Write down nothing except how many lines in the entries contain "cell".

#### Records from a collection
........

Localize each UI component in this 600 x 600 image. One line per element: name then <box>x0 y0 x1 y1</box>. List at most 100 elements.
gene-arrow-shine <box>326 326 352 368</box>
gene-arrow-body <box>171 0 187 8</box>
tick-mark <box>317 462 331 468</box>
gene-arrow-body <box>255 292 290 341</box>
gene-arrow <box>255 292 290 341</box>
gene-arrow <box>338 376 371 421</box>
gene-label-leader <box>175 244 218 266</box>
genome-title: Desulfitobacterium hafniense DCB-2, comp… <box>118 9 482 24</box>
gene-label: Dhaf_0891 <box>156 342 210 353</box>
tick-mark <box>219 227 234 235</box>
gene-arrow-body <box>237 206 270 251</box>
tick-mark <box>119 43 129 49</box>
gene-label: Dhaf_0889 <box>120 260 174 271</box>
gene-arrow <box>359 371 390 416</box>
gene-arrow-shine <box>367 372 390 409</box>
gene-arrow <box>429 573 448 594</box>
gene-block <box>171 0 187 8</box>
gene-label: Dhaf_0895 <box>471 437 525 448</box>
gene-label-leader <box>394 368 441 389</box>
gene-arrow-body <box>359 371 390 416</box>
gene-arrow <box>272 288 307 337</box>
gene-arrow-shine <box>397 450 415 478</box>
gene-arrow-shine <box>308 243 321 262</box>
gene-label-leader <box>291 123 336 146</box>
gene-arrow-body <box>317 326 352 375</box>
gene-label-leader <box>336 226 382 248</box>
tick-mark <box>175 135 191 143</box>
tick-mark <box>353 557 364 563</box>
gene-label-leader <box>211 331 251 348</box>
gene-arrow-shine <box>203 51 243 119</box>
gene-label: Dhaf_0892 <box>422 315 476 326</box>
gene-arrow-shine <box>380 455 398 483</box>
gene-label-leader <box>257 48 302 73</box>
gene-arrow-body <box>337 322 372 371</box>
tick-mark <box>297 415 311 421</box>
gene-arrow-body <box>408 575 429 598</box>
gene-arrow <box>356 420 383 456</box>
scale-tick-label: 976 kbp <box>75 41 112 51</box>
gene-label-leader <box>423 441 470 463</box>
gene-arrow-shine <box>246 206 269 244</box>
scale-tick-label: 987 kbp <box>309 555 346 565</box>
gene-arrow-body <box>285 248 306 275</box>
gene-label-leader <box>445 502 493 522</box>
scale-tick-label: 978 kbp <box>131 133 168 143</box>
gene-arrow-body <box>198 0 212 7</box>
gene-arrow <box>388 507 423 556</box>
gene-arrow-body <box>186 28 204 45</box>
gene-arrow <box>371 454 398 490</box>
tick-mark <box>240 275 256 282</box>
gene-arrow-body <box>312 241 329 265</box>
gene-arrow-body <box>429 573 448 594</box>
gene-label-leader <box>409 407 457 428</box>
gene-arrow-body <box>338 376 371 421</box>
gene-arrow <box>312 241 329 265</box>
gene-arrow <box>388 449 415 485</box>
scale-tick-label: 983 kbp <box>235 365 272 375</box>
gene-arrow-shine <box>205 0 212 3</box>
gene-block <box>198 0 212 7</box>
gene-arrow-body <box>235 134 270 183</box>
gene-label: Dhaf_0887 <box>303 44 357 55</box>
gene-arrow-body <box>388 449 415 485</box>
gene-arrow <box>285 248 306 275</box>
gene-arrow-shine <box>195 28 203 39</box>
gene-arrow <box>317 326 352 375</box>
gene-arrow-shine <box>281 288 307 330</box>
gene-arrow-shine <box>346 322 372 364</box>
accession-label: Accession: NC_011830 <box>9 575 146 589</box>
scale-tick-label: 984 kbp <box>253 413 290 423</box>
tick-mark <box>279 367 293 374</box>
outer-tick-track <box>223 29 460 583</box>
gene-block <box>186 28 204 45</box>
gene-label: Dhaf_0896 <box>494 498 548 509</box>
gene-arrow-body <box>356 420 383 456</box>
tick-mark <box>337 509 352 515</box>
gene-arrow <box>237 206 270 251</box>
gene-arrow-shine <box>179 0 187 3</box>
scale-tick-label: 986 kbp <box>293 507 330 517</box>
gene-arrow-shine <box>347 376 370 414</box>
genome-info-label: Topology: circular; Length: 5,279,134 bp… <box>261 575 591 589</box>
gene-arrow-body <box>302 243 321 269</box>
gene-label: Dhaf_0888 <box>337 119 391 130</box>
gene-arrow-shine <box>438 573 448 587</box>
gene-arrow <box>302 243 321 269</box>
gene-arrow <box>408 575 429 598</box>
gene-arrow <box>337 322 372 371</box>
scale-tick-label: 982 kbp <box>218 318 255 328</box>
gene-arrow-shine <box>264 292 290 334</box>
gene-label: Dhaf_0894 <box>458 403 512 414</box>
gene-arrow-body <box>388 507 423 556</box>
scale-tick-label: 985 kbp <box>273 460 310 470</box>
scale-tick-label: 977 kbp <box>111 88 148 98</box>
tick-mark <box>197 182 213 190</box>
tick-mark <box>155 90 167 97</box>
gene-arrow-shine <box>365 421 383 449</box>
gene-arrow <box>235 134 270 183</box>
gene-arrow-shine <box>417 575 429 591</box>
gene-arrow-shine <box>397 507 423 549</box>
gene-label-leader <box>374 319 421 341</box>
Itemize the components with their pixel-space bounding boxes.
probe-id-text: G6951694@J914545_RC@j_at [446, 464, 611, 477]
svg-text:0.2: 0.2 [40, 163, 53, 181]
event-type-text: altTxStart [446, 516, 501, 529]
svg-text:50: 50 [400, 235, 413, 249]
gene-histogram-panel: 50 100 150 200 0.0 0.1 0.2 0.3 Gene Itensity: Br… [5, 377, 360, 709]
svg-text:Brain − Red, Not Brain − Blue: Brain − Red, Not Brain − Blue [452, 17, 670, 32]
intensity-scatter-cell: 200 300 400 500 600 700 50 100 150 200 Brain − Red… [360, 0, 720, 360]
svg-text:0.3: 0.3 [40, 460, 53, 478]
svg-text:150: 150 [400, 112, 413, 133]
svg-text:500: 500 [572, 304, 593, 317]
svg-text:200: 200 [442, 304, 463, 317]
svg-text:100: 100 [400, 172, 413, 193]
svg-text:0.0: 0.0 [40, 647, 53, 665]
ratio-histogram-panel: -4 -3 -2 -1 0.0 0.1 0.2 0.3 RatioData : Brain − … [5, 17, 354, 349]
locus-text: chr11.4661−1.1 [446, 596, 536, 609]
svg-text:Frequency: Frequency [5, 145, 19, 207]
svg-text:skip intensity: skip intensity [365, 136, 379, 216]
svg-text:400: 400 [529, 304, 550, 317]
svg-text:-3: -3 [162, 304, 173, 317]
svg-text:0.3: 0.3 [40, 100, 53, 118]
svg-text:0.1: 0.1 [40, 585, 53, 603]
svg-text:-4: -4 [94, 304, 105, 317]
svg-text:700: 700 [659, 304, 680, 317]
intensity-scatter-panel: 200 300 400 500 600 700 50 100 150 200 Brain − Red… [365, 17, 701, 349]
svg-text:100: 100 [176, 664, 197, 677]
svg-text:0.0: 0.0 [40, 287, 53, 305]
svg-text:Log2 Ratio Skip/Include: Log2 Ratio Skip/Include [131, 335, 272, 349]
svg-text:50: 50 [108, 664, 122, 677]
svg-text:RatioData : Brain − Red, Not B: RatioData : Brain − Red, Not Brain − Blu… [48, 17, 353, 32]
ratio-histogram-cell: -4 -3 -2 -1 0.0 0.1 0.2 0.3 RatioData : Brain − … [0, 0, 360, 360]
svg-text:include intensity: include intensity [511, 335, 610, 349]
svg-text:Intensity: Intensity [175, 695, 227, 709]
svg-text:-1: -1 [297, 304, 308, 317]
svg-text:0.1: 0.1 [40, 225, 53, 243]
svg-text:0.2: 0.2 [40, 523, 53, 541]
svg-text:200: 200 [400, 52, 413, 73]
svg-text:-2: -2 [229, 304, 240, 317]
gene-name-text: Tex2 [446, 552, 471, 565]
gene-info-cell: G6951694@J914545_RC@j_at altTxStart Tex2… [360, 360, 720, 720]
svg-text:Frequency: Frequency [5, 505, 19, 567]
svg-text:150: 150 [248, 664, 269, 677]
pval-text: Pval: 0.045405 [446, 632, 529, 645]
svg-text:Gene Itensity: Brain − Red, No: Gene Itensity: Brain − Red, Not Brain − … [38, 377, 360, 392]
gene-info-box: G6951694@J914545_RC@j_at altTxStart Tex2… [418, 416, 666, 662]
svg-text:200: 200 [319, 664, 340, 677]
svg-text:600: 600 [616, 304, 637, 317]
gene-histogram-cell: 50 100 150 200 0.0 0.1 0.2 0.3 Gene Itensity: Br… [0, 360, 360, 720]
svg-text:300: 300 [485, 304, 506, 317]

........

#### RESPONSE
4